* begin DATA SHOWN *
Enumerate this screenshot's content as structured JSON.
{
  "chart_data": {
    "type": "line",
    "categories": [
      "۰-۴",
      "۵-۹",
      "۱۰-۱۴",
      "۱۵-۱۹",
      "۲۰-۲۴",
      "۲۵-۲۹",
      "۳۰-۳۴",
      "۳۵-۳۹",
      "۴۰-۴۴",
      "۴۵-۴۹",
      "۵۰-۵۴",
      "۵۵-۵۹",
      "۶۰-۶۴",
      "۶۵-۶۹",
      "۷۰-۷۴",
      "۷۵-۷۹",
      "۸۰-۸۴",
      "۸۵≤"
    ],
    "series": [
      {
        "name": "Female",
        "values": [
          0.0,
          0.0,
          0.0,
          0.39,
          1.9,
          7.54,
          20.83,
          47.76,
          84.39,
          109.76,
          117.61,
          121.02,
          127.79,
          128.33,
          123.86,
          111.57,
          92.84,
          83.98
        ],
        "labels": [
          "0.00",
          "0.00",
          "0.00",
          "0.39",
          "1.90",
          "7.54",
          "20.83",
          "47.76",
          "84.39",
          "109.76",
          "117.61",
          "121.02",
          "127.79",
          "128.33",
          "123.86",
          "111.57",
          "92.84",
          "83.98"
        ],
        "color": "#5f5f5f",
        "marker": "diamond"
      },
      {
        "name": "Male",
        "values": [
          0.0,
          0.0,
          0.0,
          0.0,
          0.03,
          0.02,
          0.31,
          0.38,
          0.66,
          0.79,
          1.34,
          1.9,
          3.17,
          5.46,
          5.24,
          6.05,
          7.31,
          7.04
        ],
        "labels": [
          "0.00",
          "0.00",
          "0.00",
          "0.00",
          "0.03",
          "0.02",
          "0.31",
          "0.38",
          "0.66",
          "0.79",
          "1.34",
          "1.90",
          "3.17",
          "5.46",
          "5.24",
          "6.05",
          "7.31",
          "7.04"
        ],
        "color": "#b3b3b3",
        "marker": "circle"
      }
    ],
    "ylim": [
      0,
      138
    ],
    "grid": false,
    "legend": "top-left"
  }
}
* end DATA SHOWN *
▶ [INSTRUCTIONS TO FOLLOW] Copy out each record from above, exactly.

▶ [EXERCISE SOLUTION]
Enumerate this screenshot's content as structured JSON.
{
  "chart_data": {
    "type": "line",
    "categories": [
      "۰-۴",
      "۵-۹",
      "۱۰-۱۴",
      "۱۵-۱۹",
      "۲۰-۲۴",
      "۲۵-۲۹",
      "۳۰-۳۴",
      "۳۵-۳۹",
      "۴۰-۴۴",
      "۴۵-۴۹",
      "۵۰-۵۴",
      "۵۵-۵۹",
      "۶۰-۶۴",
      "۶۵-۶۹",
      "۷۰-۷۴",
      "۷۵-۷۹",
      "۸۰-۸۴",
      "۸۵≤"
    ],
    "series": [
      {
        "name": "Female",
        "values": [
          0.0,
          0.0,
          0.0,
          0.39,
          1.9,
          7.54,
          20.83,
          47.76,
          84.39,
          109.76,
          117.61,
          121.02,
          127.79,
          128.33,
          123.86,
          111.57,
          92.84,
          83.98
        ],
        "labels": [
          "0.00",
          "0.00",
          "0.00",
          "0.39",
          "1.90",
          "7.54",
          "20.83",
          "47.76",
          "84.39",
          "109.76",
          "117.61",
          "121.02",
          "127.79",
          "128.33",
          "123.86",
          "111.57",
          "92.84",
          "83.98"
        ],
        "color": "#5f5f5f",
        "marker": "diamond"
      },
      {
        "name": "Male",
        "values": [
          0.0,
          0.0,
          0.0,
          0.0,
          0.03,
          0.02,
          0.31,
          0.38,
          0.66,
          0.79,
          1.34,
          1.9,
          3.17,
          5.46,
          5.24,
          6.05,
          7.31,
          7.04
        ],
        "labels": [
          "0.00",
          "0.00",
          "0.00",
          "0.00",
          "0.03",
          "0.02",
          "0.31",
          "0.38",
          "0.66",
          "0.79",
          "1.34",
          "1.90",
          "3.17",
          "5.46",
          "5.24",
          "6.05",
          "7.31",
          "7.04"
        ],
        "color": "#b3b3b3",
        "marker": "circle"
      }
    ],
    "ylim": [
      0,
      138
    ],
    "grid": false,
    "legend": "top-left"
  }
}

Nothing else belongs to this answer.